_Exercise aim_. Repeat every record below exactly, omitting any pictures.

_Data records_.

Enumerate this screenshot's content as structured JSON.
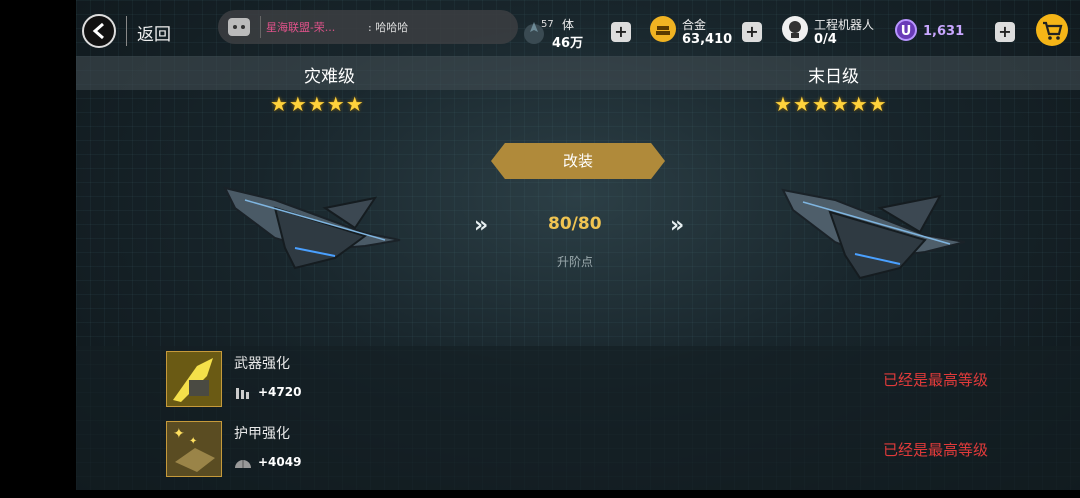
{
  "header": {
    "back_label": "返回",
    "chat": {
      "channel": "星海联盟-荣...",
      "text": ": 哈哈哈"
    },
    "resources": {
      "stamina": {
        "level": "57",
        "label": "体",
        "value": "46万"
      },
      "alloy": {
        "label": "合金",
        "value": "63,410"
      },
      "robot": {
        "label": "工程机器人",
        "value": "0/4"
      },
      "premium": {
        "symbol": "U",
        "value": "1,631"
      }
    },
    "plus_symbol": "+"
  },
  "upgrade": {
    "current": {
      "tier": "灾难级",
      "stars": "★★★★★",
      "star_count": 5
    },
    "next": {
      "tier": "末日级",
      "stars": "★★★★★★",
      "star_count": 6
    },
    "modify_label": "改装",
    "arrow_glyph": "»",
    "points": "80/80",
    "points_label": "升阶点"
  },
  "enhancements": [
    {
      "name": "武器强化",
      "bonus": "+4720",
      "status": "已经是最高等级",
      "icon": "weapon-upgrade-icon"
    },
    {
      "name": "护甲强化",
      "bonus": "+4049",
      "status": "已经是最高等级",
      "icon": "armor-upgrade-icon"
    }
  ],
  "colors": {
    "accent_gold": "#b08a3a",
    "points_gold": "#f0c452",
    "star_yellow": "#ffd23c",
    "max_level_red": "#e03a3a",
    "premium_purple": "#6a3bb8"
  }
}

_Result below_.
Enumerate this screenshot's content as structured JSON.
{
  "header": {
    "back_label": "返回",
    "chat": {
      "channel": "星海联盟-荣...",
      "text": ": 哈哈哈"
    },
    "resources": {
      "stamina": {
        "level": "57",
        "label": "体",
        "value": "46万"
      },
      "alloy": {
        "label": "合金",
        "value": "63,410"
      },
      "robot": {
        "label": "工程机器人",
        "value": "0/4"
      },
      "premium": {
        "symbol": "U",
        "value": "1,631"
      }
    },
    "plus_symbol": "+"
  },
  "upgrade": {
    "current": {
      "tier": "灾难级",
      "stars": "★★★★★",
      "star_count": 5
    },
    "next": {
      "tier": "末日级",
      "stars": "★★★★★★",
      "star_count": 6
    },
    "modify_label": "改装",
    "arrow_glyph": "»",
    "points": "80/80",
    "points_label": "升阶点"
  },
  "enhancements": [
    {
      "name": "武器强化",
      "bonus": "+4720",
      "status": "已经是最高等级",
      "icon": "weapon-upgrade-icon"
    },
    {
      "name": "护甲强化",
      "bonus": "+4049",
      "status": "已经是最高等级",
      "icon": "armor-upgrade-icon"
    }
  ],
  "colors": {
    "accent_gold": "#b08a3a",
    "points_gold": "#f0c452",
    "star_yellow": "#ffd23c",
    "max_level_red": "#e03a3a",
    "premium_purple": "#6a3bb8"
  }
}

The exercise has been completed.